### TASK DESCRIPTION
Write out all records as given; omit images.

### SUPPLIED RECORDS
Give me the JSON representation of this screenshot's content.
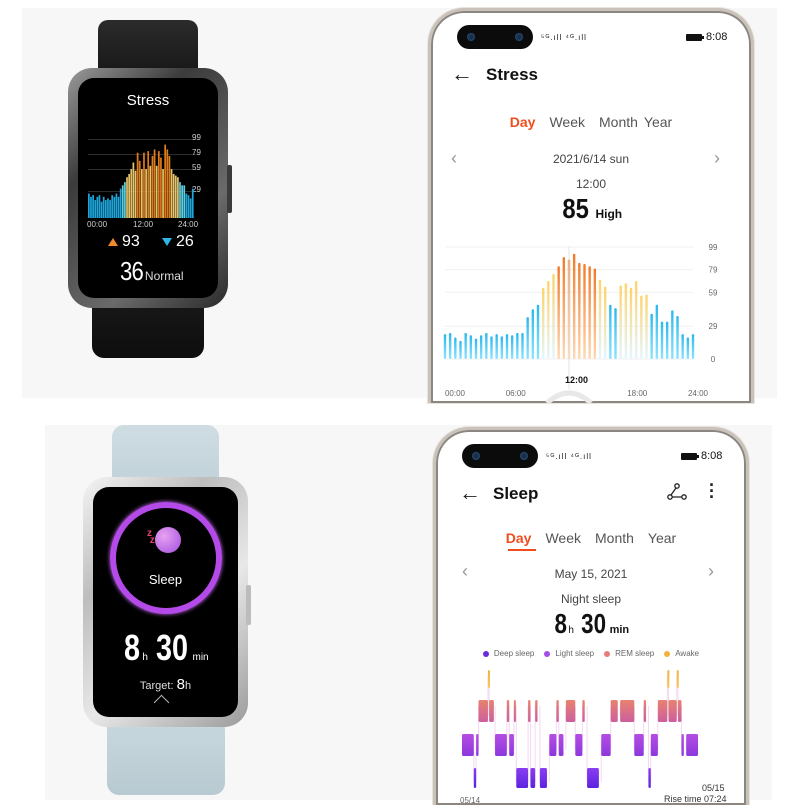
{
  "stress_watch": {
    "title": "Stress",
    "y_ticks": [
      "99",
      "79",
      "59",
      "29"
    ],
    "x_ticks": [
      "00:00",
      "12:00",
      "24:00"
    ],
    "max_value": "93",
    "min_value": "26",
    "current_value": "36",
    "current_level": "Normal",
    "bars": [
      30,
      26,
      28,
      22,
      26,
      28,
      20,
      26,
      22,
      24,
      22,
      28,
      26,
      30,
      26,
      36,
      40,
      44,
      50,
      54,
      60,
      68,
      58,
      80,
      70,
      60,
      80,
      60,
      82,
      64,
      76,
      84,
      64,
      82,
      74,
      60,
      90,
      84,
      76,
      60,
      54,
      52,
      50,
      44,
      40,
      40,
      30,
      28,
      24,
      36
    ]
  },
  "stress_phone": {
    "status_bar": {
      "signal": "⁵ᴳ.ıll ⁴ᴳ.ıll",
      "time": "8:08"
    },
    "title": "Stress",
    "tabs": [
      {
        "label": "Day",
        "active": true
      },
      {
        "label": "Week",
        "active": false
      },
      {
        "label": "Month",
        "active": false
      },
      {
        "label": "Year",
        "active": false
      }
    ],
    "date": "2021/6/14 sun",
    "selected_time": "12:00",
    "selected_value": "85",
    "selected_level": "High",
    "colors": {
      "accent": "#ef4d1e",
      "low": "#33c3f0",
      "medium": "#ffd36b",
      "high": "#f07a2a"
    }
  },
  "chart_data": [
    {
      "type": "bar",
      "title": "Stress",
      "xlabel": "",
      "ylabel": "",
      "x_ticks": [
        "00:00",
        "06:00",
        "12:00",
        "18:00",
        "24:00"
      ],
      "y_ticks": [
        0,
        29,
        59,
        79,
        99
      ],
      "ylim": [
        0,
        99
      ],
      "highlight_tick": "12:00",
      "grid": true,
      "values": [
        22,
        23,
        19,
        16,
        23,
        21,
        18,
        21,
        23,
        20,
        22,
        20,
        22,
        21,
        23,
        23,
        37,
        44,
        48,
        63,
        69,
        75,
        82,
        90,
        88,
        93,
        85,
        84,
        82,
        80,
        70,
        64,
        48,
        45,
        65,
        67,
        63,
        69,
        56,
        57,
        40,
        48,
        33,
        33,
        43,
        38,
        22,
        19,
        22
      ]
    },
    {
      "type": "bar",
      "title": "Night sleep",
      "categories_axis": [
        "05/14",
        "05/15"
      ],
      "legend": [
        "Deep sleep",
        "Light sleep",
        "REM sleep",
        "Awake"
      ],
      "legend_position": "top-center",
      "stages_order_top_to_bottom": [
        "Awake",
        "REM sleep",
        "Light sleep",
        "Deep sleep"
      ],
      "segments": [
        {
          "stage": "Light sleep",
          "start": 0.0,
          "end": 0.05
        },
        {
          "stage": "Deep sleep",
          "start": 0.05,
          "end": 0.06
        },
        {
          "stage": "Light sleep",
          "start": 0.06,
          "end": 0.07
        },
        {
          "stage": "REM sleep",
          "start": 0.07,
          "end": 0.11
        },
        {
          "stage": "Awake",
          "start": 0.11,
          "end": 0.115
        },
        {
          "stage": "REM sleep",
          "start": 0.115,
          "end": 0.135
        },
        {
          "stage": "Light sleep",
          "start": 0.14,
          "end": 0.19
        },
        {
          "stage": "REM sleep",
          "start": 0.19,
          "end": 0.2
        },
        {
          "stage": "Light sleep",
          "start": 0.2,
          "end": 0.22
        },
        {
          "stage": "REM sleep",
          "start": 0.22,
          "end": 0.225
        },
        {
          "stage": "Deep sleep",
          "start": 0.23,
          "end": 0.28
        },
        {
          "stage": "REM sleep",
          "start": 0.28,
          "end": 0.29
        },
        {
          "stage": "Deep sleep",
          "start": 0.29,
          "end": 0.31
        },
        {
          "stage": "REM sleep",
          "start": 0.31,
          "end": 0.32
        },
        {
          "stage": "Deep sleep",
          "start": 0.33,
          "end": 0.36
        },
        {
          "stage": "Light sleep",
          "start": 0.37,
          "end": 0.4
        },
        {
          "stage": "REM sleep",
          "start": 0.4,
          "end": 0.41
        },
        {
          "stage": "Light sleep",
          "start": 0.41,
          "end": 0.43
        },
        {
          "stage": "REM sleep",
          "start": 0.44,
          "end": 0.48
        },
        {
          "stage": "Light sleep",
          "start": 0.48,
          "end": 0.51
        },
        {
          "stage": "REM sleep",
          "start": 0.51,
          "end": 0.52
        },
        {
          "stage": "Deep sleep",
          "start": 0.53,
          "end": 0.58
        },
        {
          "stage": "Light sleep",
          "start": 0.59,
          "end": 0.63
        },
        {
          "stage": "REM sleep",
          "start": 0.63,
          "end": 0.66
        },
        {
          "stage": "REM sleep",
          "start": 0.67,
          "end": 0.73
        },
        {
          "stage": "Light sleep",
          "start": 0.73,
          "end": 0.77
        },
        {
          "stage": "REM sleep",
          "start": 0.77,
          "end": 0.78
        },
        {
          "stage": "Deep sleep",
          "start": 0.79,
          "end": 0.8
        },
        {
          "stage": "Light sleep",
          "start": 0.8,
          "end": 0.83
        },
        {
          "stage": "REM sleep",
          "start": 0.83,
          "end": 0.87
        },
        {
          "stage": "Awake",
          "start": 0.87,
          "end": 0.875
        },
        {
          "stage": "REM sleep",
          "start": 0.875,
          "end": 0.91
        },
        {
          "stage": "Awake",
          "start": 0.91,
          "end": 0.915
        },
        {
          "stage": "REM sleep",
          "start": 0.915,
          "end": 0.93
        },
        {
          "stage": "Light sleep",
          "start": 0.93,
          "end": 0.94
        },
        {
          "stage": "Light sleep",
          "start": 0.95,
          "end": 1.0
        }
      ]
    }
  ],
  "sleep_watch": {
    "title": "Sleep",
    "hours": "8",
    "hours_unit": "h",
    "minutes": "30",
    "minutes_unit": "min",
    "target_label": "Target:",
    "target_value": "8",
    "target_unit": "h"
  },
  "sleep_phone": {
    "status_bar": {
      "signal": "⁵ᴳ.ıll ⁴ᴳ.ıll",
      "time": "8:08"
    },
    "title": "Sleep",
    "tabs": [
      {
        "label": "Day",
        "active": true
      },
      {
        "label": "Week",
        "active": false
      },
      {
        "label": "Month",
        "active": false
      },
      {
        "label": "Year",
        "active": false
      }
    ],
    "date": "May 15, 2021",
    "summary_label": "Night sleep",
    "hours": "8",
    "hours_unit": "h",
    "minutes": "30",
    "minutes_unit": "min",
    "legend": [
      {
        "label": "Deep sleep",
        "color": "#6a2be0"
      },
      {
        "label": "Light sleep",
        "color": "#a54ee6"
      },
      {
        "label": "REM sleep",
        "color": "#e97b7b"
      },
      {
        "label": "Awake",
        "color": "#f2b23a"
      }
    ],
    "start_date": "05/14",
    "end_date": "05/15",
    "rise_time": "Rise time 07:24"
  }
}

### SOLUTION TO THIS EXERCISE
Give me the JSON representation of this screenshot's content.
{
  "stress_watch": {
    "title": "Stress",
    "y_ticks": [
      "99",
      "79",
      "59",
      "29"
    ],
    "x_ticks": [
      "00:00",
      "12:00",
      "24:00"
    ],
    "max_value": "93",
    "min_value": "26",
    "current_value": "36",
    "current_level": "Normal",
    "bars": [
      30,
      26,
      28,
      22,
      26,
      28,
      20,
      26,
      22,
      24,
      22,
      28,
      26,
      30,
      26,
      36,
      40,
      44,
      50,
      54,
      60,
      68,
      58,
      80,
      70,
      60,
      80,
      60,
      82,
      64,
      76,
      84,
      64,
      82,
      74,
      60,
      90,
      84,
      76,
      60,
      54,
      52,
      50,
      44,
      40,
      40,
      30,
      28,
      24,
      36
    ]
  },
  "stress_phone": {
    "status_bar": {
      "signal": "⁵ᴳ.ıll ⁴ᴳ.ıll",
      "time": "8:08"
    },
    "title": "Stress",
    "tabs": [
      {
        "label": "Day",
        "active": true
      },
      {
        "label": "Week",
        "active": false
      },
      {
        "label": "Month",
        "active": false
      },
      {
        "label": "Year",
        "active": false
      }
    ],
    "date": "2021/6/14 sun",
    "selected_time": "12:00",
    "selected_value": "85",
    "selected_level": "High",
    "colors": {
      "accent": "#ef4d1e",
      "low": "#33c3f0",
      "medium": "#ffd36b",
      "high": "#f07a2a"
    }
  },
  "chart_data": [
    {
      "type": "bar",
      "title": "Stress",
      "xlabel": "",
      "ylabel": "",
      "x_ticks": [
        "00:00",
        "06:00",
        "12:00",
        "18:00",
        "24:00"
      ],
      "y_ticks": [
        0,
        29,
        59,
        79,
        99
      ],
      "ylim": [
        0,
        99
      ],
      "highlight_tick": "12:00",
      "grid": true,
      "values": [
        22,
        23,
        19,
        16,
        23,
        21,
        18,
        21,
        23,
        20,
        22,
        20,
        22,
        21,
        23,
        23,
        37,
        44,
        48,
        63,
        69,
        75,
        82,
        90,
        88,
        93,
        85,
        84,
        82,
        80,
        70,
        64,
        48,
        45,
        65,
        67,
        63,
        69,
        56,
        57,
        40,
        48,
        33,
        33,
        43,
        38,
        22,
        19,
        22
      ]
    },
    {
      "type": "bar",
      "title": "Night sleep",
      "categories_axis": [
        "05/14",
        "05/15"
      ],
      "legend": [
        "Deep sleep",
        "Light sleep",
        "REM sleep",
        "Awake"
      ],
      "legend_position": "top-center",
      "stages_order_top_to_bottom": [
        "Awake",
        "REM sleep",
        "Light sleep",
        "Deep sleep"
      ],
      "segments": [
        {
          "stage": "Light sleep",
          "start": 0.0,
          "end": 0.05
        },
        {
          "stage": "Deep sleep",
          "start": 0.05,
          "end": 0.06
        },
        {
          "stage": "Light sleep",
          "start": 0.06,
          "end": 0.07
        },
        {
          "stage": "REM sleep",
          "start": 0.07,
          "end": 0.11
        },
        {
          "stage": "Awake",
          "start": 0.11,
          "end": 0.115
        },
        {
          "stage": "REM sleep",
          "start": 0.115,
          "end": 0.135
        },
        {
          "stage": "Light sleep",
          "start": 0.14,
          "end": 0.19
        },
        {
          "stage": "REM sleep",
          "start": 0.19,
          "end": 0.2
        },
        {
          "stage": "Light sleep",
          "start": 0.2,
          "end": 0.22
        },
        {
          "stage": "REM sleep",
          "start": 0.22,
          "end": 0.225
        },
        {
          "stage": "Deep sleep",
          "start": 0.23,
          "end": 0.28
        },
        {
          "stage": "REM sleep",
          "start": 0.28,
          "end": 0.29
        },
        {
          "stage": "Deep sleep",
          "start": 0.29,
          "end": 0.31
        },
        {
          "stage": "REM sleep",
          "start": 0.31,
          "end": 0.32
        },
        {
          "stage": "Deep sleep",
          "start": 0.33,
          "end": 0.36
        },
        {
          "stage": "Light sleep",
          "start": 0.37,
          "end": 0.4
        },
        {
          "stage": "REM sleep",
          "start": 0.4,
          "end": 0.41
        },
        {
          "stage": "Light sleep",
          "start": 0.41,
          "end": 0.43
        },
        {
          "stage": "REM sleep",
          "start": 0.44,
          "end": 0.48
        },
        {
          "stage": "Light sleep",
          "start": 0.48,
          "end": 0.51
        },
        {
          "stage": "REM sleep",
          "start": 0.51,
          "end": 0.52
        },
        {
          "stage": "Deep sleep",
          "start": 0.53,
          "end": 0.58
        },
        {
          "stage": "Light sleep",
          "start": 0.59,
          "end": 0.63
        },
        {
          "stage": "REM sleep",
          "start": 0.63,
          "end": 0.66
        },
        {
          "stage": "REM sleep",
          "start": 0.67,
          "end": 0.73
        },
        {
          "stage": "Light sleep",
          "start": 0.73,
          "end": 0.77
        },
        {
          "stage": "REM sleep",
          "start": 0.77,
          "end": 0.78
        },
        {
          "stage": "Deep sleep",
          "start": 0.79,
          "end": 0.8
        },
        {
          "stage": "Light sleep",
          "start": 0.8,
          "end": 0.83
        },
        {
          "stage": "REM sleep",
          "start": 0.83,
          "end": 0.87
        },
        {
          "stage": "Awake",
          "start": 0.87,
          "end": 0.875
        },
        {
          "stage": "REM sleep",
          "start": 0.875,
          "end": 0.91
        },
        {
          "stage": "Awake",
          "start": 0.91,
          "end": 0.915
        },
        {
          "stage": "REM sleep",
          "start": 0.915,
          "end": 0.93
        },
        {
          "stage": "Light sleep",
          "start": 0.93,
          "end": 0.94
        },
        {
          "stage": "Light sleep",
          "start": 0.95,
          "end": 1.0
        }
      ]
    }
  ],
  "sleep_watch": {
    "title": "Sleep",
    "hours": "8",
    "hours_unit": "h",
    "minutes": "30",
    "minutes_unit": "min",
    "target_label": "Target:",
    "target_value": "8",
    "target_unit": "h"
  },
  "sleep_phone": {
    "status_bar": {
      "signal": "⁵ᴳ.ıll ⁴ᴳ.ıll",
      "time": "8:08"
    },
    "title": "Sleep",
    "tabs": [
      {
        "label": "Day",
        "active": true
      },
      {
        "label": "Week",
        "active": false
      },
      {
        "label": "Month",
        "active": false
      },
      {
        "label": "Year",
        "active": false
      }
    ],
    "date": "May 15, 2021",
    "summary_label": "Night sleep",
    "hours": "8",
    "hours_unit": "h",
    "minutes": "30",
    "minutes_unit": "min",
    "legend": [
      {
        "label": "Deep sleep",
        "color": "#6a2be0"
      },
      {
        "label": "Light sleep",
        "color": "#a54ee6"
      },
      {
        "label": "REM sleep",
        "color": "#e97b7b"
      },
      {
        "label": "Awake",
        "color": "#f2b23a"
      }
    ],
    "start_date": "05/14",
    "end_date": "05/15",
    "rise_time": "Rise time 07:24"
  }
}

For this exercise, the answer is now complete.